§ **WRITTEN EXERCISE**:
Locate every line below that contains the word "durch" and copy it.

Data entries

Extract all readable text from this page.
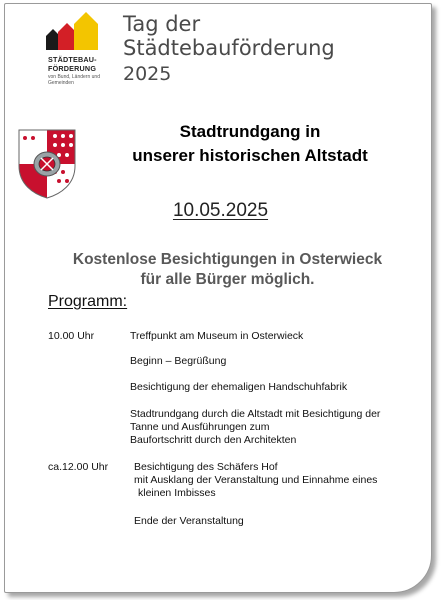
STÄDTEBAU-
FÖRDERUNG
von Bund, Ländern und Gemeinden
Tag der
Städtebauförderung
2025
Stadtrundgang in
unserer historischen Altstadt
10.05.2025
Kostenlose Besichtigungen in Osterwieck
für alle Bürger möglich.
Programm:
10.00 Uhr	Treffpunkt am Museum in Osterwieck
Beginn – Begrüßung
Besichtigung der ehemaligen Handschuhfabrik
Stadtrundgang durch die Altstadt mit Besichtigung der
Tanne und Ausführungen zum
Baufortschritt durch den Architekten
ca.12.00 Uhr Besichtigung des Schäfers Hof
mit Ausklang der Veranstaltung und Einnahme eines
kleinen Imbisses
Ende der Veranstaltung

§ **OUTPUT BELOW**:
Stadtrundgang durch die Altstadt mit Besichtigung der
Baufortschritt durch den Architekten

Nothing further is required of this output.